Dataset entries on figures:

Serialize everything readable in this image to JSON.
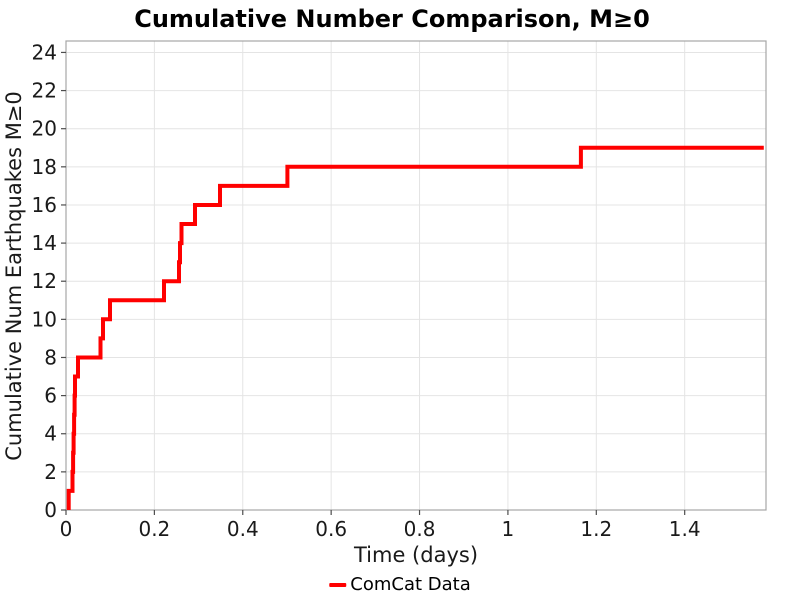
{
  "chart_data": {
    "type": "line",
    "step_mode": "post",
    "title": "Cumulative Number Comparison, M≥0",
    "xlabel": "Time (days)",
    "ylabel": "Cumulative Num Earthquakes M≥0",
    "xlim": [
      0,
      1.584
    ],
    "ylim": [
      0,
      24.6
    ],
    "grid": true,
    "x_ticks": [
      {
        "v": 0,
        "label": "0"
      },
      {
        "v": 0.2,
        "label": "0.2"
      },
      {
        "v": 0.4,
        "label": "0.4"
      },
      {
        "v": 0.6,
        "label": "0.6"
      },
      {
        "v": 0.8,
        "label": "0.8"
      },
      {
        "v": 1,
        "label": "1"
      },
      {
        "v": 1.2,
        "label": "1.2"
      },
      {
        "v": 1.4,
        "label": "1.4"
      }
    ],
    "y_ticks": [
      {
        "v": 0,
        "label": "0"
      },
      {
        "v": 2,
        "label": "2"
      },
      {
        "v": 4,
        "label": "4"
      },
      {
        "v": 6,
        "label": "6"
      },
      {
        "v": 8,
        "label": "8"
      },
      {
        "v": 10,
        "label": "10"
      },
      {
        "v": 12,
        "label": "12"
      },
      {
        "v": 14,
        "label": "14"
      },
      {
        "v": 16,
        "label": "16"
      },
      {
        "v": 18,
        "label": "18"
      },
      {
        "v": 20,
        "label": "20"
      },
      {
        "v": 22,
        "label": "22"
      },
      {
        "v": 24,
        "label": "24"
      }
    ],
    "colors": {
      "grid": "#e4e4e4",
      "border": "#a6a6a6",
      "tick": "#4d4d4d",
      "text": "#1a1a1a",
      "series_red": "#ff0000"
    },
    "series": [
      {
        "name": "ComCat Data",
        "color": "#ff0000",
        "line_width": 4,
        "start_t": 0.006,
        "end_t": 1.579,
        "final_count": 19,
        "events": [
          {
            "t": 0.006,
            "n": 1
          },
          {
            "t": 0.0147,
            "n": 2
          },
          {
            "t": 0.016,
            "n": 3
          },
          {
            "t": 0.0172,
            "n": 4
          },
          {
            "t": 0.0183,
            "n": 5
          },
          {
            "t": 0.0194,
            "n": 6
          },
          {
            "t": 0.0204,
            "n": 7
          },
          {
            "t": 0.0271,
            "n": 8
          },
          {
            "t": 0.0781,
            "n": 9
          },
          {
            "t": 0.0837,
            "n": 10
          },
          {
            "t": 0.0995,
            "n": 11
          },
          {
            "t": 0.2217,
            "n": 12
          },
          {
            "t": 0.2557,
            "n": 13
          },
          {
            "t": 0.2579,
            "n": 14
          },
          {
            "t": 0.2613,
            "n": 15
          },
          {
            "t": 0.2919,
            "n": 16
          },
          {
            "t": 0.3484,
            "n": 17
          },
          {
            "t": 0.5011,
            "n": 18
          },
          {
            "t": 1.1652,
            "n": 19
          }
        ]
      }
    ],
    "legend": {
      "position": "bottom-center",
      "entries": [
        {
          "label": "ComCat Data",
          "color": "#ff0000"
        }
      ]
    }
  }
}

WHAT TO DO: Look through the listing above. Pick out each line with "Cumulative" and copy it.

COMPLETE OUTPUT:
    "title": "Cumulative Number Comparison, M≥0",
    "ylabel": "Cumulative Num Earthquakes M≥0",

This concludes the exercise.